**REQUIRED ACTIONS:**
a. From the passage below about Capt. Hewson's family, write out the portion starting with "He was primarily" and going on through "for keeler racing.", word for word.
b. In the passage below about Capt. Hewson's family, which club did his son Arthur help found and serve as Secretary in 1901?
**** SOURCE DOCUMENT ****
Going back to Capt. Hewson and his tragic drowning at Clevedon: his wife Ellen received huge assistance from the Masonic Lodge in which the menfolk back, at least to George Berkeley Hewson, had been prominent, but times were still very tough.

Her 18-year-old son Arthur was already working for the Jaggers. By 1918 he was a senior member of Frank Jagger Ltd, tanners and leather merchants. In 1918 he was booked to go to Sydney on the Union Company’s liner Niagara but missed it through ill-health. He caught the next ship, the Huddart Parker Wimmera, which struck a German mine off Cape Maria van Diemen on 25th June. Arthur was one of the survivors. I wonder if he thought of his father on that day?

Wimmera.

Arthur was also an enthusiastic Ponsonby yachtsman, a member of the Auckland Yacht Club, the forerunner of the Royal New Zealand Yacht Squadron, when sailing with the Jaggers on their galaxy of fine raters. He bought the Clare-built patiki Maka Maile from Arthur Clare in 1899 and the Bailey 24ft mullet boat Hinemoa (ex Mizpah) in 1901. He became a founder member of the Ponsonby Cruising Club and its Secretary in 1901.

He was primarily responsible for carrying out the correspondence with Sir Thomas Lipton that resulted in Sir Thomas presenting the magnificent Lipton Cup in 1920 for competition by 22ft mullet boats, first raced for in April 1922. Arthur died only a few weeks later.

His friends banded together and presented the Hewson Memorial Cup to the Ponsonby Cruising Club, originally for competition in the 14ft X Class, first won by Jack Gifford’s Rona. Later the cup was allocated to the Z Class and, these days for keeler racing.

Capt. Hewson’s second child was Augusta Ellen born in 1880. She married Arthur Percy Clare of St. Mary’s Bay from whom her brother Arthur had bought Maka Maile. With his brother William, Arthur Clare took over the business when his father died in 1902. They were joined by Charles Collings shortly after. The firm later gained great renown as Collings & Bell.

Rona.

The third child was George Berkley, born 1882, who became a bricklayer and builder and was elected as Birkenhead Borough councillor for many terms in the 1920s and 1930s. The fourth child was Gertrude Sarah, born 1884, who married into the Bell-Booth family which produced a number of fine yachtsmen and launch owners.

Hilda May (1886) and Millicent Ivy (1889) came next followed by two boys, John Clarence (1891) and Horace Netland (1893). After their father drowned in the February, Carrick Leslie was born on 1st November 1896.
**** MATERIAL PROVIDED ****
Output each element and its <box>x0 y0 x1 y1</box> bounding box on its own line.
****
**RESPONSE LIST:**
a.
He was primarily responsible for carrying out the correspondence with Sir Thomas Lipton that resulted in Sir Thomas presenting the magnificent Lipton Cup in 1920 for competition by 22ft mullet boats, first raced for in April 1922. Arthur died only a few weeks later.

His friends banded together and presented the Hewson Memorial Cup to the Ponsonby Cruising Club, originally for competition in the 14ft X Class, first won by Jack Gifford’s Rona. Later the cup was allocated to the Z Class and, these days for keeler racing.

b. The Ponsonby Cruising Club.